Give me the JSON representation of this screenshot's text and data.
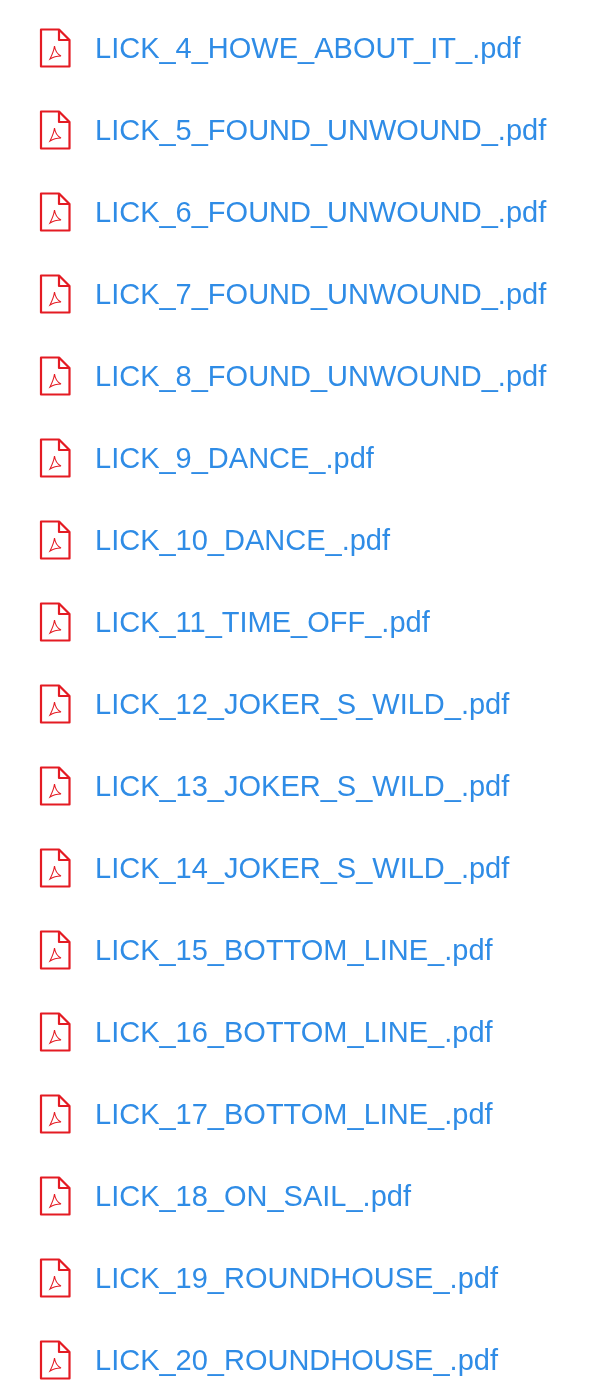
{
  "files": [
    {
      "name": "LICK_4_HOWE_ABOUT_IT_.pdf"
    },
    {
      "name": "LICK_5_FOUND_UNWOUND_.pdf"
    },
    {
      "name": "LICK_6_FOUND_UNWOUND_.pdf"
    },
    {
      "name": "LICK_7_FOUND_UNWOUND_.pdf"
    },
    {
      "name": "LICK_8_FOUND_UNWOUND_.pdf"
    },
    {
      "name": "LICK_9_DANCE_.pdf"
    },
    {
      "name": "LICK_10_DANCE_.pdf"
    },
    {
      "name": "LICK_11_TIME_OFF_.pdf"
    },
    {
      "name": "LICK_12_JOKER_S_WILD_.pdf"
    },
    {
      "name": "LICK_13_JOKER_S_WILD_.pdf"
    },
    {
      "name": "LICK_14_JOKER_S_WILD_.pdf"
    },
    {
      "name": "LICK_15_BOTTOM_LINE_.pdf"
    },
    {
      "name": "LICK_16_BOTTOM_LINE_.pdf"
    },
    {
      "name": "LICK_17_BOTTOM_LINE_.pdf"
    },
    {
      "name": "LICK_18_ON_SAIL_.pdf"
    },
    {
      "name": "LICK_19_ROUNDHOUSE_.pdf"
    },
    {
      "name": "LICK_20_ROUNDHOUSE_.pdf"
    }
  ]
}
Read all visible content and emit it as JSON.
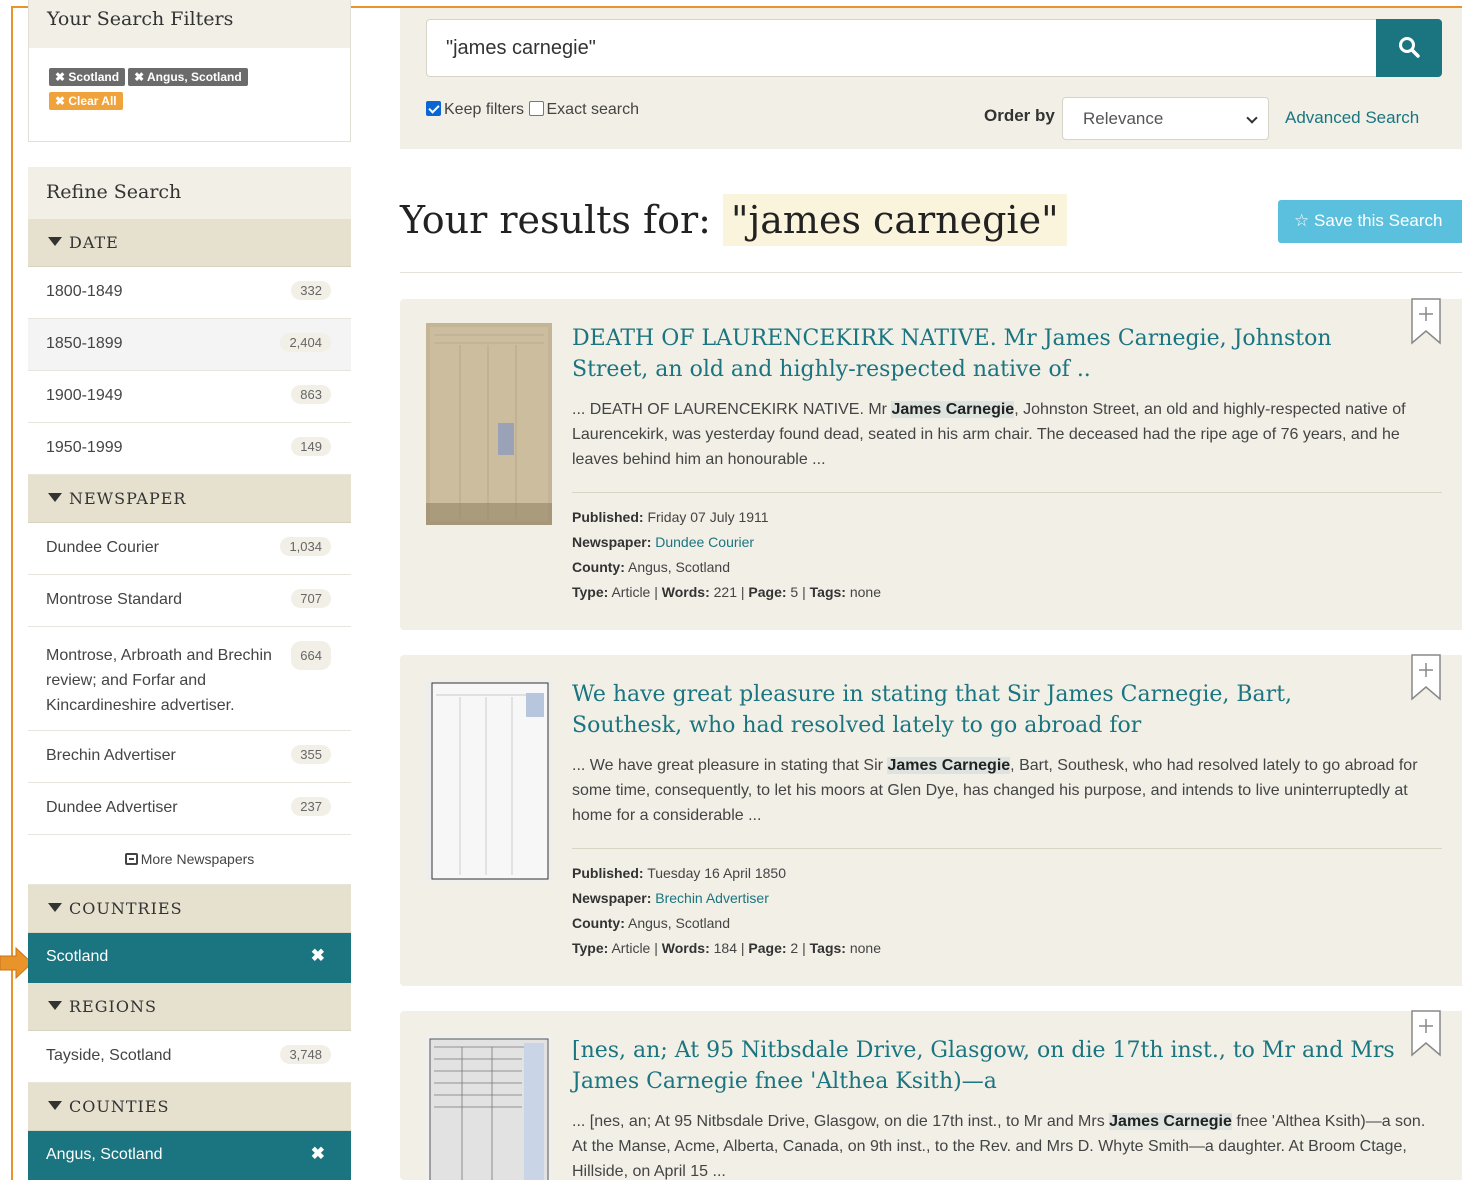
{
  "filters": {
    "title": "Your Search Filters",
    "chips": [
      "Scotland",
      "Angus, Scotland"
    ],
    "clear_label": "Clear All"
  },
  "refine": {
    "title": "Refine Search",
    "date": {
      "heading": "DATE",
      "items": [
        {
          "label": "1800-1849",
          "count": "332"
        },
        {
          "label": "1850-1899",
          "count": "2,404"
        },
        {
          "label": "1900-1949",
          "count": "863"
        },
        {
          "label": "1950-1999",
          "count": "149"
        }
      ]
    },
    "newspaper": {
      "heading": "NEWSPAPER",
      "items": [
        {
          "label": "Dundee Courier",
          "count": "1,034"
        },
        {
          "label": "Montrose Standard",
          "count": "707"
        },
        {
          "label": "Montrose, Arbroath and Brechin review; and Forfar and Kincardineshire advertiser.",
          "count": "664"
        },
        {
          "label": "Brechin Advertiser",
          "count": "355"
        },
        {
          "label": "Dundee Advertiser",
          "count": "237"
        }
      ],
      "more_label": "More Newspapers"
    },
    "countries": {
      "heading": "COUNTRIES",
      "active": "Scotland"
    },
    "regions": {
      "heading": "REGIONS",
      "items": [
        {
          "label": "Tayside, Scotland",
          "count": "3,748"
        }
      ]
    },
    "counties": {
      "heading": "COUNTIES",
      "active": "Angus, Scotland"
    }
  },
  "search": {
    "query": "\"james carnegie\"",
    "keep_filters_label": "Keep filters",
    "exact_search_label": "Exact search",
    "order_by_label": "Order by",
    "order_by_value": "Relevance",
    "advanced_label": "Advanced Search"
  },
  "results": {
    "heading_prefix": "Your results for:",
    "heading_query": "\"james carnegie\"",
    "save_label": "Save this Search",
    "labels": {
      "published": "Published:",
      "newspaper": "Newspaper:",
      "county": "County:",
      "type": "Type:",
      "words": "Words:",
      "page": "Page:",
      "tags": "Tags:"
    },
    "items": [
      {
        "title": "DEATH OF LAURENCEKIRK NATIVE. Mr James Carnegie, Johnston Street, an old and highly-respected native of ..",
        "snippet_pre": "... DEATH OF LAURENCEKIRK NATIVE. Mr ",
        "snippet_hl": "James Carnegie",
        "snippet_post": ", Johnston Street, an old and highly-respected native of Laurencekirk, was yesterday found dead, seated in his arm chair. The deceased had the ripe age of 76 years, and he leaves behind him an honourable ...",
        "published": "Friday 07 July 1911",
        "newspaper": "Dundee Courier",
        "county": "Angus, Scotland",
        "type": "Article",
        "words": "221",
        "page": "5",
        "tags": "none"
      },
      {
        "title": "We have great pleasure in stating that Sir James Carnegie, Bart, Southesk, who had resolved lately to go abroad for",
        "snippet_pre": "... We have great pleasure in stating that Sir ",
        "snippet_hl": "James Carnegie",
        "snippet_post": ", Bart, Southesk, who had resolved lately to go abroad for some time, consequently, to let his moors at Glen Dye, has changed his purpose, and intends to live uninterruptedly at home for a considerable ...",
        "published": "Tuesday 16 April 1850",
        "newspaper": "Brechin Advertiser",
        "county": "Angus, Scotland",
        "type": "Article",
        "words": "184",
        "page": "2",
        "tags": "none"
      },
      {
        "title": "[nes, an; At 95 Nitbsdale Drive, Glasgow, on die 17th inst., to Mr and Mrs James Carnegie fnee 'Althea Ksith)—a",
        "snippet_pre": "... [nes, an; At 95 Nitbsdale Drive, Glasgow, on die 17th inst., to Mr and Mrs ",
        "snippet_hl": "James Carnegie",
        "snippet_post": " fnee 'Althea Ksith)—a son. At the Manse, Acme, Alberta, Canada, on 9th inst., to the Rev. and Mrs D. Whyte Smith—a daughter. At Broom Ctage, Hillside, on April 15 ..."
      }
    ]
  },
  "colors": {
    "teal": "#1a7580",
    "panel": "#f1efe6",
    "facet_head": "#e6e1cf",
    "save": "#5bc0de",
    "orange": "#e8942a"
  }
}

##############################

#### EXERCISE DETAILS
Copy the listing in full and without alteration, omitting every picture.

#### WRITTEN RESPONSE
Give me the JSON representation of this screenshot's text and data.
{
  "files": [
    {
      "name": "LICK_4_HOWE_ABOUT_IT_.pdf"
    },
    {
      "name": "LICK_5_FOUND_UNWOUND_.pdf"
    },
    {
      "name": "LICK_6_FOUND_UNWOUND_.pdf"
    },
    {
      "name": "LICK_7_FOUND_UNWOUND_.pdf"
    },
    {
      "name": "LICK_8_FOUND_UNWOUND_.pdf"
    },
    {
      "name": "LICK_9_DANCE_.pdf"
    },
    {
      "name": "LICK_10_DANCE_.pdf"
    },
    {
      "name": "LICK_11_TIME_OFF_.pdf"
    },
    {
      "name": "LICK_12_JOKER_S_WILD_.pdf"
    },
    {
      "name": "LICK_13_JOKER_S_WILD_.pdf"
    },
    {
      "name": "LICK_14_JOKER_S_WILD_.pdf"
    },
    {
      "name": "LICK_15_BOTTOM_LINE_.pdf"
    },
    {
      "name": "LICK_16_BOTTOM_LINE_.pdf"
    },
    {
      "name": "LICK_17_BOTTOM_LINE_.pdf"
    },
    {
      "name": "LICK_18_ON_SAIL_.pdf"
    },
    {
      "name": "LICK_19_ROUNDHOUSE_.pdf"
    },
    {
      "name": "LICK_20_ROUNDHOUSE_.pdf"
    }
  ]
}
Read all visible content and emit it as JSON.
{
  "filters": {
    "title": "Your Search Filters",
    "chips": [
      "Scotland",
      "Angus, Scotland"
    ],
    "clear_label": "Clear All"
  },
  "refine": {
    "title": "Refine Search",
    "date": {
      "heading": "DATE",
      "items": [
        {
          "label": "1800-1849",
          "count": "332"
        },
        {
          "label": "1850-1899",
          "count": "2,404"
        },
        {
          "label": "1900-1949",
          "count": "863"
        },
        {
          "label": "1950-1999",
          "count": "149"
        }
      ]
    },
    "newspaper": {
      "heading": "NEWSPAPER",
      "items": [
        {
          "label": "Dundee Courier",
          "count": "1,034"
        },
        {
          "label": "Montrose Standard",
          "count": "707"
        },
        {
          "label": "Montrose, Arbroath and Brechin review; and Forfar and Kincardineshire advertiser.",
          "count": "664"
        },
        {
          "label": "Brechin Advertiser",
          "count": "355"
        },
        {
          "label": "Dundee Advertiser",
          "count": "237"
        }
      ],
      "more_label": "More Newspapers"
    },
    "countries": {
      "heading": "COUNTRIES",
      "active": "Scotland"
    },
    "regions": {
      "heading": "REGIONS",
      "items": [
        {
          "label": "Tayside, Scotland",
          "count": "3,748"
        }
      ]
    },
    "counties": {
      "heading": "COUNTIES",
      "active": "Angus, Scotland"
    }
  },
  "search": {
    "query": "\"james carnegie\"",
    "keep_filters_label": "Keep filters",
    "exact_search_label": "Exact search",
    "order_by_label": "Order by",
    "order_by_value": "Relevance",
    "advanced_label": "Advanced Search"
  },
  "results": {
    "heading_prefix": "Your results for:",
    "heading_query": "\"james carnegie\"",
    "save_label": "Save this Search",
    "labels": {
      "published": "Published:",
      "newspaper": "Newspaper:",
      "county": "County:",
      "type": "Type:",
      "words": "Words:",
      "page": "Page:",
      "tags": "Tags:"
    },
    "items": [
      {
        "title": "DEATH OF LAURENCEKIRK NATIVE. Mr James Carnegie, Johnston Street, an old and highly-respected native of ..",
        "snippet_pre": "... DEATH OF LAURENCEKIRK NATIVE. Mr ",
        "snippet_hl": "James Carnegie",
        "snippet_post": ", Johnston Street, an old and highly-respected native of Laurencekirk, was yesterday found dead, seated in his arm chair. The deceased had the ripe age of 76 years, and he leaves behind him an honourable ...",
        "published": "Friday 07 July 1911",
        "newspaper": "Dundee Courier",
        "county": "Angus, Scotland",
        "type": "Article",
        "words": "221",
        "page": "5",
        "tags": "none"
      },
      {
        "title": "We have great pleasure in stating that Sir James Carnegie, Bart, Southesk, who had resolved lately to go abroad for",
        "snippet_pre": "... We have great pleasure in stating that Sir ",
        "snippet_hl": "James Carnegie",
        "snippet_post": ", Bart, Southesk, who had resolved lately to go abroad for some time, consequently, to let his moors at Glen Dye, has changed his purpose, and intends to live uninterruptedly at home for a considerable ...",
        "published": "Tuesday 16 April 1850",
        "newspaper": "Brechin Advertiser",
        "county": "Angus, Scotland",
        "type": "Article",
        "words": "184",
        "page": "2",
        "tags": "none"
      },
      {
        "title": "[nes, an; At 95 Nitbsdale Drive, Glasgow, on die 17th inst., to Mr and Mrs James Carnegie fnee 'Althea Ksith)—a",
        "snippet_pre": "... [nes, an; At 95 Nitbsdale Drive, Glasgow, on die 17th inst., to Mr and Mrs ",
        "snippet_hl": "James Carnegie",
        "snippet_post": " fnee 'Althea Ksith)—a son. At the Manse, Acme, Alberta, Canada, on 9th inst., to the Rev. and Mrs D. Whyte Smith—a daughter. At Broom Ctage, Hillside, on April 15 ..."
      }
    ]
  },
  "colors": {
    "teal": "#1a7580",
    "panel": "#f1efe6",
    "facet_head": "#e6e1cf",
    "save": "#5bc0de",
    "orange": "#e8942a"
  }
}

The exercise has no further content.